| What this task involves |
List the three major strands of the reform process that, according to the article on Nigerian power sector reform below, came into being once the Electric Power Sector Reform Act was in place.

| Extract provided |
Nigerian Power Sector Reform: Where Lies the Missing Link?

Nigerian Power Sector Reform: Where Lies the Missing Link?

By Ayo Abelegbe

The Power Sector reform was an integral part of the ambitious economic reform programme of the Federal Government of Nigeria (FGN) that was unveiled in the year 2000.Prior to that time epileptic power supply from the state-run monopoly – the National Electric Power Authority (NEPA) had been a major challenge the government was grappling with. NEPA was singularly responsible for the generation, transmission and distribution of electricity to consumers across the country. Something had to be done urgently to secure stable power supply with a resultant effect of reducing the cost of doing business in Nigeria.

Borrowing a leaf from the philosophy of Alan Lakein that: “…Planning is bringing the future into the present so that you can do something about it now” the NCP rolled out a clear and ambitious roadmap for restructuring the power sector. The plan included: promoting competition in the power sector; and creating a new legal and regulatory framework that could engender private investment.

The Bureau of Public Enterprises (BPE) which is the secretariat of the National Council on Privatisation (NCP) was responsible for implementing NCP’s roadmap.

A particularly challenging aspect of the reform of the power sector reform involved putting in place the appropriate legislation. The Electric Power Sector Reform Act (EPSRA) was eventually enacted in 2005. With the Act in place, three major strands of the reform process came into being. The first strand involved the metamorphosis of NEPA into a special purpose vehicle – the Power Holding Company (PHCN). This was essential because NEPA was a parastatal under the Federal Ministry of Power. The second strand included the creation of the Nigerian Electric Regulatory Commission (NERC) as the sector regulator. NERC has been imbued with the power to regulate the activities of operators and set cost-reflective tariffs.

The third strand related to the unbundling of PHCN into 18 succession companies: 6 generation (Gencos); 11 Distribution companies (Discos) and the Transmission Company of Nigeria (TCN). The assets, liabilities and staff of PHCN were transferred to the successor companies. Subsequently, FGN sold its majority equity holding in the Gencos and Discos to private investors. However, TCN has remained fully owned by Government. EPSRA also created the Rural Electrification Agency to enhance access to electricity by rural communities within a short space of time.

The public had a high expectation that once privatised the sector would be capable of providing adequate and stable electricity supply nationwide. The expectation was based on the successful reform of the telecoms sector which had improved tremendously post-privatisation. It is however instructive to note that the structure in the telecommunications sector is not identical with the power sector.

| Material provided |
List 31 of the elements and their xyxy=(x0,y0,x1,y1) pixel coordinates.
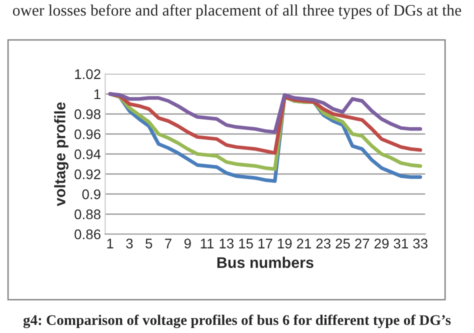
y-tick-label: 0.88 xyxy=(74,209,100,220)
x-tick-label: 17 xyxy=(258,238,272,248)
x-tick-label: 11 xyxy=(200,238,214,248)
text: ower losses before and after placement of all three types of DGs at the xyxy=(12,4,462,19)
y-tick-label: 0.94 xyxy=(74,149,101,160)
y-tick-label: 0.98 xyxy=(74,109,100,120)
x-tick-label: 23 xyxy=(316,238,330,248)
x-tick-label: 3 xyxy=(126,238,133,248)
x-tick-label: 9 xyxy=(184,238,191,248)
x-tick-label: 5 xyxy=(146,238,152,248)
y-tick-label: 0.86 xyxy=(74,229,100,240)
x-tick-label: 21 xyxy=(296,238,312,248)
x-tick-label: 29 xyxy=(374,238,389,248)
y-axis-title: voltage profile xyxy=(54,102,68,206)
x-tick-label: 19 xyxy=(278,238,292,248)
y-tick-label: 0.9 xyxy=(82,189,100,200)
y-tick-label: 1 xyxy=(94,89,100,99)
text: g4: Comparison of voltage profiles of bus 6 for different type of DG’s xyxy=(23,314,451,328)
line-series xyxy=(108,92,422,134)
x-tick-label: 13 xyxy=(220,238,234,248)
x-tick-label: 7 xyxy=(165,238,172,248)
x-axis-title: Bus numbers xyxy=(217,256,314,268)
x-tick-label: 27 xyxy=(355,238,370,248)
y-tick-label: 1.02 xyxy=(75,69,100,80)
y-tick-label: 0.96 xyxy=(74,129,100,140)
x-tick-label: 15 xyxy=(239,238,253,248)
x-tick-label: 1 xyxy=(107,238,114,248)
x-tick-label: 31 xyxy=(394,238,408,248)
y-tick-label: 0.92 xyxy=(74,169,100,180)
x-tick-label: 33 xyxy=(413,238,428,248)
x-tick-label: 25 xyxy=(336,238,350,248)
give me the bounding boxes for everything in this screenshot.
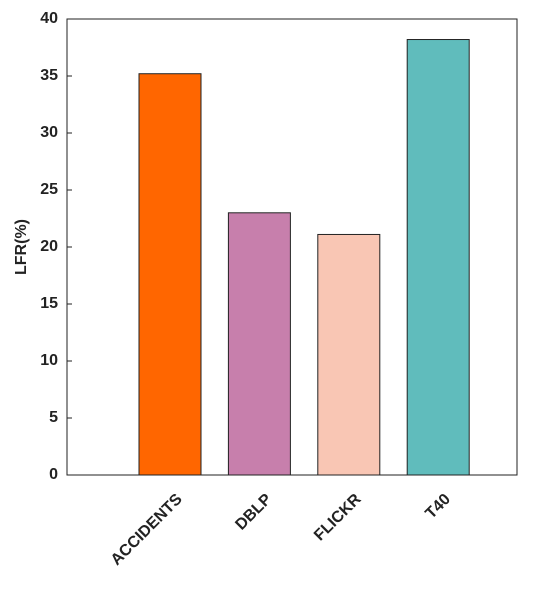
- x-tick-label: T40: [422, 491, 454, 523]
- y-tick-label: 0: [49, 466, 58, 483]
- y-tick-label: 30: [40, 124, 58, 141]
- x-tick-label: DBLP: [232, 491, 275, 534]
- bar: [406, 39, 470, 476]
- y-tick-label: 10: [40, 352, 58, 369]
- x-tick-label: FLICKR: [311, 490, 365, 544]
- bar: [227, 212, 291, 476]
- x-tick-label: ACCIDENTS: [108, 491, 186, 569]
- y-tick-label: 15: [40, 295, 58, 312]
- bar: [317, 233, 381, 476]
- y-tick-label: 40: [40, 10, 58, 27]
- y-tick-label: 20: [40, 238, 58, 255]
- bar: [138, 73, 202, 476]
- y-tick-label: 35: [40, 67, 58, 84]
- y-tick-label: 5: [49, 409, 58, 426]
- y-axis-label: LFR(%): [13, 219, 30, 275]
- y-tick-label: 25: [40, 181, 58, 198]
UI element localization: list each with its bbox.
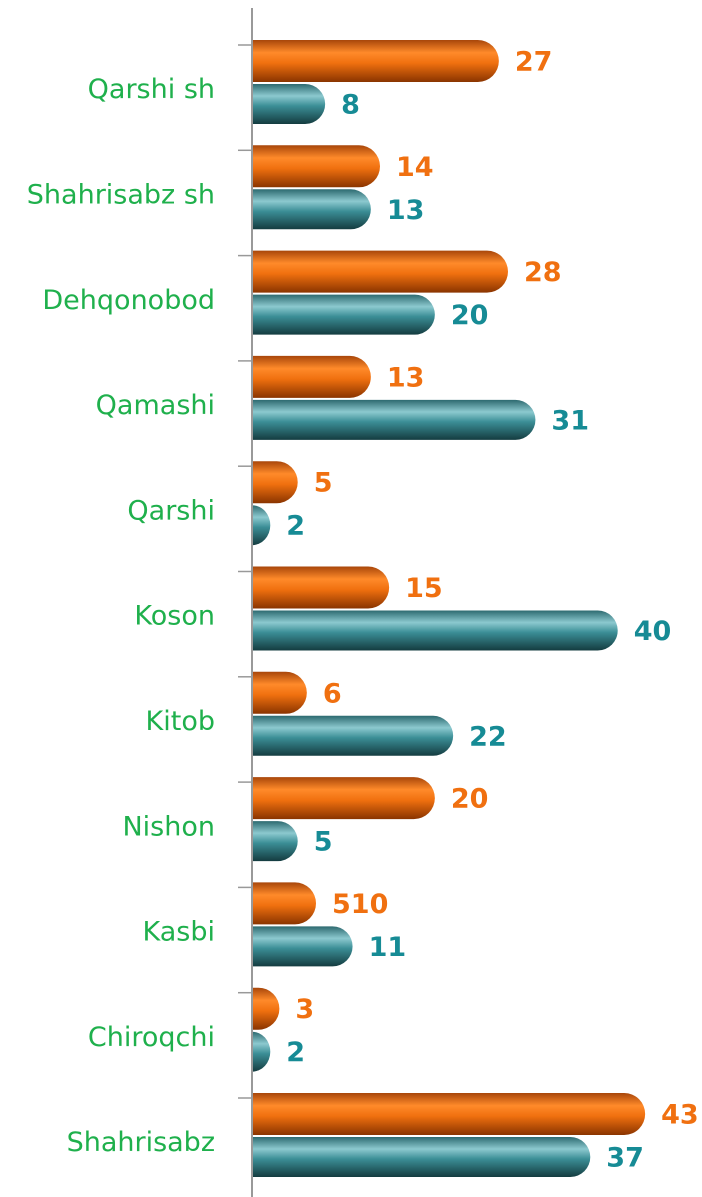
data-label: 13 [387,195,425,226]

| Task response |
1. The metamorphosis of NEPA into a special purpose vehicle, the Power Holding Company (PHCN).
2. The creation of the Nigerian Electric Regulatory Commission (NERC) as the sector regulator.
3. The unbundling of PHCN into 18 successor companies: 6 generation companies (Gencos), 11 distribution companies (Discos), and the Transmission Company of Nigeria (TCN).